==== GIVEN INFORMATION

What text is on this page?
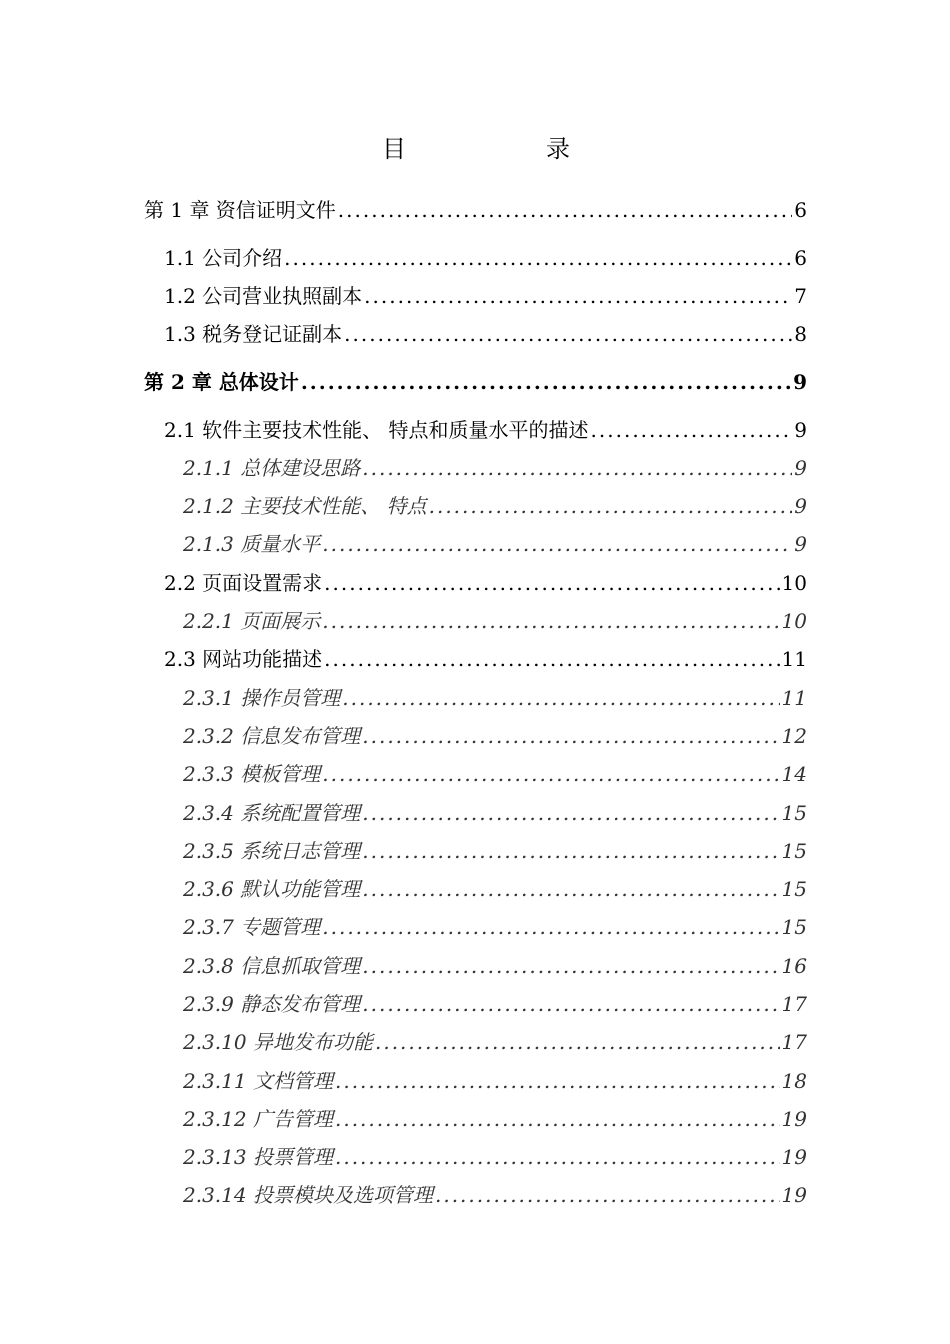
目	录
第 1 章 资信证明文件 .....	6
1.1 公司介绍 .....	6
1.2 公司营业执照副本 .....	7
1.3 税务登记证副本 .....	8
第 2 章 总体设计 .....	9
2.1 软件主要技术性能、 特点和质量水平的描述 .....	9
2.1.1 总体建设思路 .....	9
2.1.2 主要技术性能、 特点 .....	9
2.1.3 质量水平 .....	9
2.2 页面设置需求 .....	10
2.2.1 页面展示 .....	10
2.3 网站功能描述 .....	11
2.3.1 操作员管理 .....	11
2.3.2 信息发布管理 .....	12
2.3.3 模板管理 .....	14
2.3.4 系统配置管理 .....	15
2.3.5 系统日志管理 .....	15
2.3.6 默认功能管理 .....	15
2.3.7 专题管理 .....	15
2.3.8 信息抓取管理 .....	16
2.3.9 静态发布管理 .....	17
2.3.10 异地发布功能 .....	17
2.3.11 文档管理 .....	18
2.3.12 广告管理 .....	19
2.3.13 投票管理 .....	19
2.3.14 投票模块及选项管理 .....	19
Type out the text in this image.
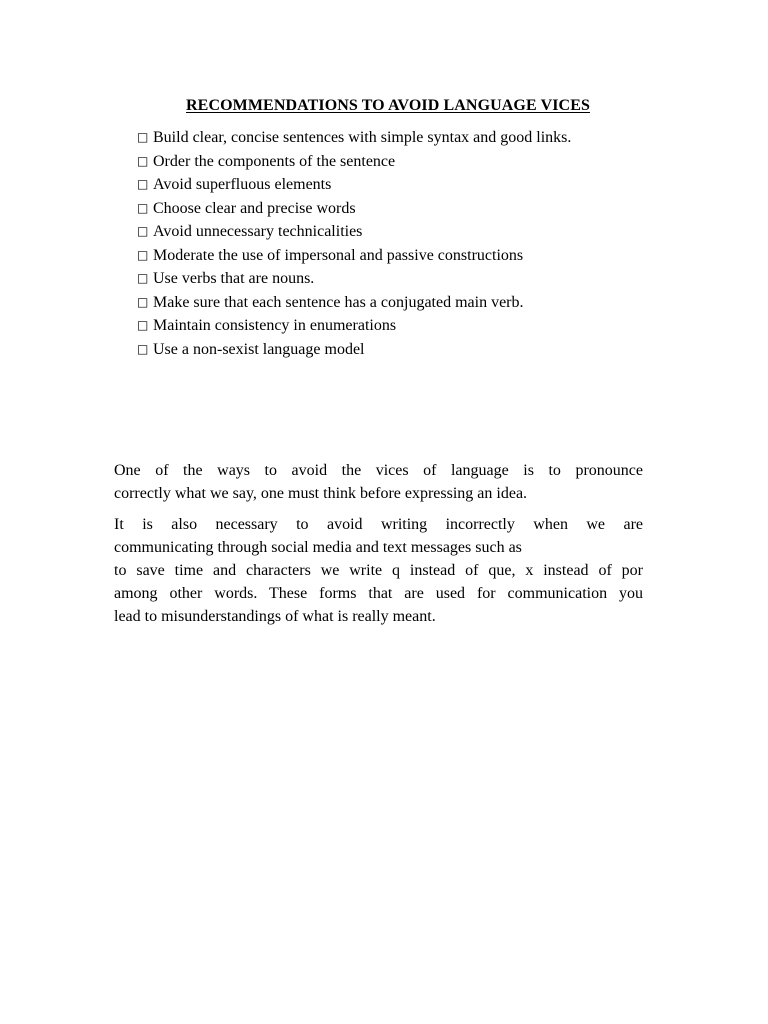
RECOMMENDATIONS TO AVOID LANGUAGE VICES
□ Build clear, concise sentences with simple syntax and good links.
□ Order the components of the sentence
□ Avoid superfluous elements
□ Choose clear and precise words
□ Avoid unnecessary technicalities
□ Moderate the use of impersonal and passive constructions
□ Use verbs that are nouns.
□ Make sure that each sentence has a conjugated main verb.
□ Maintain consistency in enumerations
□ Use a non-sexist language model
One of the ways to avoid the vices of language is to pronounce
correctly what we say, one must think before expressing an idea.
It is also necessary to avoid writing incorrectly when we are
communicating through social media and text messages such as
to save time and characters we write q instead of que, x instead of por
among other words. These forms that are used for communication you
lead to misunderstandings of what is really meant.
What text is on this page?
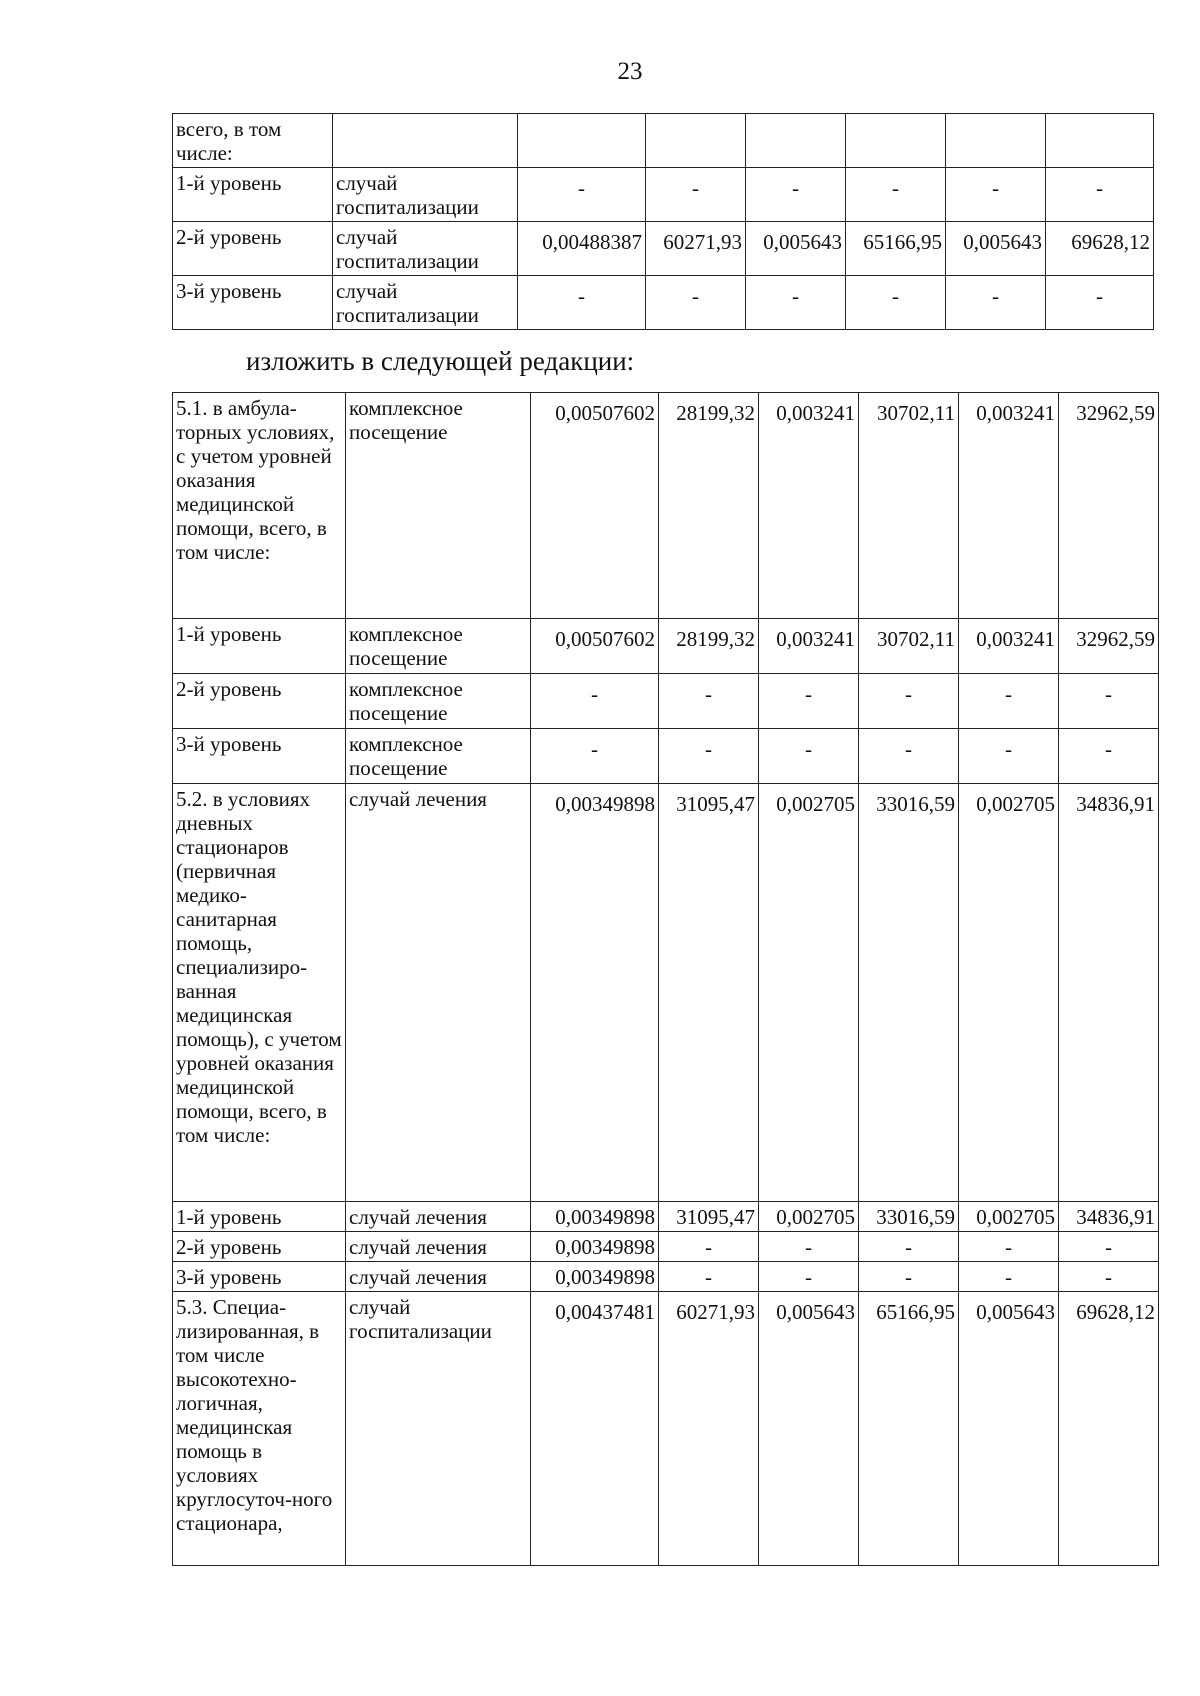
23
всего, в том числе:							
1-й уровень	случай госпитализации	-	-	-	-	-	-
2-й уровень	случай госпитализации	0,00488387	60271,93	0,005643	65166,95	0,005643	69628,12
3-й уровень	случай госпитализации	-	-	-	-	-	-
изложить в следующей редакции:
5.1. в амбула-торных условиях, с учетом уровней оказания медицинской помощи, всего, в том числе:	комплексное посещение	0,00507602	28199,32	0,003241	30702,11	0,003241	32962,59
1-й уровень	комплексное посещение	0,00507602	28199,32	0,003241	30702,11	0,003241	32962,59
2-й уровень	комплексное посещение	-	-	-	-	-	-
3-й уровень	комплексное посещение	-	-	-	-	-	-
5.2. в условиях дневных стационаров (первичная медико-санитарная помощь, специализиро-ванная медицинская помощь), с учетом уровней оказания медицинской помощи, всего, в том числе:	случай лечения	0,00349898	31095,47	0,002705	33016,59	0,002705	34836,91
1-й уровень	случай лечения	0,00349898	31095,47	0,002705	33016,59	0,002705	34836,91
2-й уровень	случай лечения	0,00349898	-	-	-	-	-
3-й уровень	случай лечения	0,00349898	-	-	-	-	-
5.3. Специа-лизированная, в том числе высокотехно-логичная, медицинская помощь в условиях круглосуточ-ного стационара,	случай госпитализации	0,00437481	60271,93	0,005643	65166,95	0,005643	69628,12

========

## AIM:
Leave the pictures out and output the rest of the listing exactly.

## THE REPLY:
What text is on this page?
目	录
第 1 章 资信证明文件 .....	6
1.1 公司介绍 .....	6
1.2 公司营业执照副本 .....	7
1.3 税务登记证副本 .....	8
第 2 章 总体设计 .....	9
2.1 软件主要技术性能、 特点和质量水平的描述 .....	9
2.1.1 总体建设思路 .....	9
2.1.2 主要技术性能、 特点 .....	9
2.1.3 质量水平 .....	9
2.2 页面设置需求 .....	10
2.2.1 页面展示 .....	10
2.3 网站功能描述 .....	11
2.3.1 操作员管理 .....	11
2.3.2 信息发布管理 .....	12
2.3.3 模板管理 .....	14
2.3.4 系统配置管理 .....	15
2.3.5 系统日志管理 .....	15
2.3.6 默认功能管理 .....	15
2.3.7 专题管理 .....	15
2.3.8 信息抓取管理 .....	16
2.3.9 静态发布管理 .....	17
2.3.10 异地发布功能 .....	17
2.3.11 文档管理 .....	18
2.3.12 广告管理 .....	19
2.3.13 投票管理 .....	19
2.3.14 投票模块及选项管理 .....	19
Type out the text in this image.
RECOMMENDATIONS TO AVOID LANGUAGE VICES
□ Build clear, concise sentences with simple syntax and good links.
□ Order the components of the sentence
□ Avoid superfluous elements
□ Choose clear and precise words
□ Avoid unnecessary technicalities
□ Moderate the use of impersonal and passive constructions
□ Use verbs that are nouns.
□ Make sure that each sentence has a conjugated main verb.
□ Maintain consistency in enumerations
□ Use a non-sexist language model
One of the ways to avoid the vices of language is to pronounce
correctly what we say, one must think before expressing an idea.
It is also necessary to avoid writing incorrectly when we are
communicating through social media and text messages such as
to save time and characters we write q instead of que, x instead of por
among other words. These forms that are used for communication you
lead to misunderstandings of what is really meant.
What text is on this page?
23
всего, в том числе:							
1-й уровень	случай госпитализации	-	-	-	-	-	-
2-й уровень	случай госпитализации	0,00488387	60271,93	0,005643	65166,95	0,005643	69628,12
3-й уровень	случай госпитализации	-	-	-	-	-	-
изложить в следующей редакции:
5.1. в амбула-торных условиях, с учетом уровней оказания медицинской помощи, всего, в том числе:	комплексное посещение	0,00507602	28199,32	0,003241	30702,11	0,003241	32962,59
1-й уровень	комплексное посещение	0,00507602	28199,32	0,003241	30702,11	0,003241	32962,59
2-й уровень	комплексное посещение	-	-	-	-	-	-
3-й уровень	комплексное посещение	-	-	-	-	-	-
5.2. в условиях дневных стационаров (первичная медико-санитарная помощь, специализиро-ванная медицинская помощь), с учетом уровней оказания медицинской помощи, всего, в том числе:	случай лечения	0,00349898	31095,47	0,002705	33016,59	0,002705	34836,91
1-й уровень	случай лечения	0,00349898	31095,47	0,002705	33016,59	0,002705	34836,91
2-й уровень	случай лечения	0,00349898	-	-	-	-	-
3-й уровень	случай лечения	0,00349898	-	-	-	-	-
5.3. Специа-лизированная, в том числе высокотехно-логичная, медицинская помощь в условиях круглосуточ-ного стационара,	случай госпитализации	0,00437481	60271,93	0,005643	65166,95	0,005643	69628,12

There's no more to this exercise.